**Task**
Transcribe all the records with complete accuracy.

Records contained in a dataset
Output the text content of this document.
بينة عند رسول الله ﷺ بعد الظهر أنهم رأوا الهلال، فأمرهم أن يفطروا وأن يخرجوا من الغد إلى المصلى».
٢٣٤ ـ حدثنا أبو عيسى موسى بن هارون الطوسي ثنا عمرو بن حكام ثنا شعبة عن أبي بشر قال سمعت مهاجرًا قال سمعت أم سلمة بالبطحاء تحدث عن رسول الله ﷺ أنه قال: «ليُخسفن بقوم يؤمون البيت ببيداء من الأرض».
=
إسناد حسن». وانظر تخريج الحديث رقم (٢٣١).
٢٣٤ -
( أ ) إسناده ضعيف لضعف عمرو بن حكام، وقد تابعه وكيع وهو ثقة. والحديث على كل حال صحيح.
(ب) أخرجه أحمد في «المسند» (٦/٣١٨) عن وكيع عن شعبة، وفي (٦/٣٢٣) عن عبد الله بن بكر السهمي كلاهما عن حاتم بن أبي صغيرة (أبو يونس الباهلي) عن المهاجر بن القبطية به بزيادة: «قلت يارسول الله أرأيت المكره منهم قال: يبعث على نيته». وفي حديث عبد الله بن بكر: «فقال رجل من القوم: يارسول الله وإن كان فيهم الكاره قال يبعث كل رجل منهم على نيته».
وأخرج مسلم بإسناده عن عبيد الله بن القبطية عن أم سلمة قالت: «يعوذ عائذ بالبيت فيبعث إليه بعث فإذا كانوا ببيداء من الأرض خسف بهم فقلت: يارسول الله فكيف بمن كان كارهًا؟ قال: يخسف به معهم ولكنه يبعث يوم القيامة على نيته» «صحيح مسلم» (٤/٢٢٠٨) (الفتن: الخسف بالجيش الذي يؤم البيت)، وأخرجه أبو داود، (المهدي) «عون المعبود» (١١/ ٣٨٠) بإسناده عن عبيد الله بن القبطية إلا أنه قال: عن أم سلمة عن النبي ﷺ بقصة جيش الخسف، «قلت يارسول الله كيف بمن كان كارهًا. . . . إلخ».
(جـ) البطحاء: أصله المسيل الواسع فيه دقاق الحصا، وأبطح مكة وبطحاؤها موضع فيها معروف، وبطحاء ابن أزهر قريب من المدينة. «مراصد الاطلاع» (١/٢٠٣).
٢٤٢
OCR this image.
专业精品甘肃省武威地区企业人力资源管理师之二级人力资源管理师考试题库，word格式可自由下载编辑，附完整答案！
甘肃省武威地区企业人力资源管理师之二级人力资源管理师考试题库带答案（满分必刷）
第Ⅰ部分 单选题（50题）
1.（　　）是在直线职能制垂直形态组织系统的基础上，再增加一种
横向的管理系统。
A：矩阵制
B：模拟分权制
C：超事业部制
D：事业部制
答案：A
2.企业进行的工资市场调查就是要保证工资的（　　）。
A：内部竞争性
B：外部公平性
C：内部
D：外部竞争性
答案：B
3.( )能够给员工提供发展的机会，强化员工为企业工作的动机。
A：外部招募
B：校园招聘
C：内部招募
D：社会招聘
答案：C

**The reply**
Output the text content of this document.
بينة عند رسول الله ﷺ بعد الظهر أنهم رأوا الهلال، فأمرهم أن يفطروا وأن يخرجوا من الغد إلى المصلى».
٢٣٤ ـ حدثنا أبو عيسى موسى بن هارون الطوسي ثنا عمرو بن حكام ثنا شعبة عن أبي بشر قال سمعت مهاجرًا قال سمعت أم سلمة بالبطحاء تحدث عن رسول الله ﷺ أنه قال: «ليُخسفن بقوم يؤمون البيت ببيداء من الأرض».
=
إسناد حسن». وانظر تخريج الحديث رقم (٢٣١).
٢٣٤ -
( أ ) إسناده ضعيف لضعف عمرو بن حكام، وقد تابعه وكيع وهو ثقة. والحديث على كل حال صحيح.
(ب) أخرجه أحمد في «المسند» (٦/٣١٨) عن وكيع عن شعبة، وفي (٦/٣٢٣) عن عبد الله بن بكر السهمي كلاهما عن حاتم بن أبي صغيرة (أبو يونس الباهلي) عن المهاجر بن القبطية به بزيادة: «قلت يارسول الله أرأيت المكره منهم قال: يبعث على نيته». وفي حديث عبد الله بن بكر: «فقال رجل من القوم: يارسول الله وإن كان فيهم الكاره قال يبعث كل رجل منهم على نيته».
وأخرج مسلم بإسناده عن عبيد الله بن القبطية عن أم سلمة قالت: «يعوذ عائذ بالبيت فيبعث إليه بعث فإذا كانوا ببيداء من الأرض خسف بهم فقلت: يارسول الله فكيف بمن كان كارهًا؟ قال: يخسف به معهم ولكنه يبعث يوم القيامة على نيته» «صحيح مسلم» (٤/٢٢٠٨) (الفتن: الخسف بالجيش الذي يؤم البيت)، وأخرجه أبو داود، (المهدي) «عون المعبود» (١١/ ٣٨٠) بإسناده عن عبيد الله بن القبطية إلا أنه قال: عن أم سلمة عن النبي ﷺ بقصة جيش الخسف، «قلت يارسول الله كيف بمن كان كارهًا. . . . إلخ».
(جـ) البطحاء: أصله المسيل الواسع فيه دقاق الحصا، وأبطح مكة وبطحاؤها موضع فيها معروف، وبطحاء ابن أزهر قريب من المدينة. «مراصد الاطلاع» (١/٢٠٣).
٢٤٢
OCR this image.
专业精品甘肃省武威地区企业人力资源管理师之二级人力资源管理师考试题库，word格式可自由下载编辑，附完整答案！
甘肃省武威地区企业人力资源管理师之二级人力资源管理师考试题库带答案（满分必刷）
第Ⅰ部分 单选题（50题）
1.（　　）是在直线职能制垂直形态组织系统的基础上，再增加一种
横向的管理系统。
A：矩阵制
B：模拟分权制
C：超事业部制
D：事业部制
答案：A
2.企业进行的工资市场调查就是要保证工资的（　　）。
A：内部竞争性
B：外部公平性
C：内部
D：外部竞争性
答案：B
3.( )能够给员工提供发展的机会，强化员工为企业工作的动机。
A：外部招募
B：校园招聘
C：内部招募
D：社会招聘
答案：C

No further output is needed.